Exercise task.
Each entry has to be copied exactly, with nothing missed.

Input.
· · · · · · ·

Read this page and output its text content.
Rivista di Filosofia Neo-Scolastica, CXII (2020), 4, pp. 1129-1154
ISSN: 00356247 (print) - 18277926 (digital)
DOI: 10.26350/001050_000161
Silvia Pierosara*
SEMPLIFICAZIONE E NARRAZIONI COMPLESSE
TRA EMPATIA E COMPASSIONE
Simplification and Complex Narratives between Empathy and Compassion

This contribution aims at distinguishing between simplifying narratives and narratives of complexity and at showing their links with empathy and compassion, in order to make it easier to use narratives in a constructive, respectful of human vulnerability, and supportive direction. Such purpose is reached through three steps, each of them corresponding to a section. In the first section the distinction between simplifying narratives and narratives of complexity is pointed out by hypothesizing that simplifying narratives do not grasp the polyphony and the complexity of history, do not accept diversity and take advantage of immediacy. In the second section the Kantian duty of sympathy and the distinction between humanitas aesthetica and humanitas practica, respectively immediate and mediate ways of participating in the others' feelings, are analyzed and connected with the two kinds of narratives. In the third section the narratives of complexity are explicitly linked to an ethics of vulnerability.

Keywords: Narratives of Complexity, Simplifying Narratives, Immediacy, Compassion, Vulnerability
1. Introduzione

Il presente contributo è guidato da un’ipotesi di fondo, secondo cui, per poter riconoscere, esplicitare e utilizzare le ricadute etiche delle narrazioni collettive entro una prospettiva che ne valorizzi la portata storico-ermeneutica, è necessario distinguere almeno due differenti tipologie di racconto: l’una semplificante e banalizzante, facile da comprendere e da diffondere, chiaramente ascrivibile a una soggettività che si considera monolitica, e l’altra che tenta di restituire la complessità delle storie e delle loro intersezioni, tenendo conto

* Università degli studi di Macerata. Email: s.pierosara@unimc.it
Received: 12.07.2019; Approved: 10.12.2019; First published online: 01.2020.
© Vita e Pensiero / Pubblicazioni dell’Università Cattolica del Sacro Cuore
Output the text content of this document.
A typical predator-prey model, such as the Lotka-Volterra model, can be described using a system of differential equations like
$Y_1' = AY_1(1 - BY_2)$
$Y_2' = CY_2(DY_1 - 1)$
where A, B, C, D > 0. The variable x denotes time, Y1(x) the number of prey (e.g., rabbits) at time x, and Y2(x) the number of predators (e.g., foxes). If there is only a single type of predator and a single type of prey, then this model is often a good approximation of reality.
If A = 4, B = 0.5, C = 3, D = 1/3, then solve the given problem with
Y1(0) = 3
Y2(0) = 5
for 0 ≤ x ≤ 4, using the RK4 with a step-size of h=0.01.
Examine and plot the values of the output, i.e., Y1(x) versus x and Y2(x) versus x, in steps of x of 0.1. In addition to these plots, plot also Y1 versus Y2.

· · · · · · ·

The response.
Read this page and output its text content.
Rivista di Filosofia Neo-Scolastica, CXII (2020), 4, pp. 1129-1154
ISSN: 00356247 (print) - 18277926 (digital)
DOI: 10.26350/001050_000161
Silvia Pierosara*
SEMPLIFICAZIONE E NARRAZIONI COMPLESSE
TRA EMPATIA E COMPASSIONE
Simplification and Complex Narratives between Empathy and Compassion

This contribution aims at distinguishing between simplifying narratives and narratives of complexity and at showing their links with empathy and compassion, in order to make it easier to use narratives in a constructive, respectful of human vulnerability, and supportive direction. Such purpose is reached through three steps, each of them corresponding to a section. In the first section the distinction between simplifying narratives and narratives of complexity is pointed out by hypothesizing that simplifying narratives do not grasp the polyphony and the complexity of history, do not accept diversity and take advantage of immediacy. In the second section the Kantian duty of sympathy and the distinction between humanitas aesthetica and humanitas practica, respectively immediate and mediate ways of participating in the others' feelings, are analyzed and connected with the two kinds of narratives. In the third section the narratives of complexity are explicitly linked to an ethics of vulnerability.

Keywords: Narratives of Complexity, Simplifying Narratives, Immediacy, Compassion, Vulnerability
1. Introduzione

Il presente contributo è guidato da un’ipotesi di fondo, secondo cui, per poter riconoscere, esplicitare e utilizzare le ricadute etiche delle narrazioni collettive entro una prospettiva che ne valorizzi la portata storico-ermeneutica, è necessario distinguere almeno due differenti tipologie di racconto: l’una semplificante e banalizzante, facile da comprendere e da diffondere, chiaramente ascrivibile a una soggettività che si considera monolitica, e l’altra che tenta di restituire la complessità delle storie e delle loro intersezioni, tenendo conto

* Università degli studi di Macerata. Email: s.pierosara@unimc.it
Received: 12.07.2019; Approved: 10.12.2019; First published online: 01.2020.
© Vita e Pensiero / Pubblicazioni dell’Università Cattolica del Sacro Cuore
Output the text content of this document.
A typical predator-prey model, such as the Lotka-Volterra model, can be described using a system of differential equations like
$Y_1' = AY_1(1 - BY_2)$
$Y_2' = CY_2(DY_1 - 1)$
where A, B, C, D > 0. The variable x denotes time, Y1(x) the number of prey (e.g., rabbits) at time x, and Y2(x) the number of predators (e.g., foxes). If there is only a single type of predator and a single type of prey, then this model is often a good approximation of reality.
If A = 4, B = 0.5, C = 3, D = 1/3, then solve the given problem with
Y1(0) = 3
Y2(0) = 5
for 0 ≤ x ≤ 4, using the RK4 with a step-size of h=0.01.
Examine and plot the values of the output, i.e., Y1(x) versus x and Y2(x) versus x, in steps of x of 0.1. In addition to these plots, plot also Y1 versus Y2.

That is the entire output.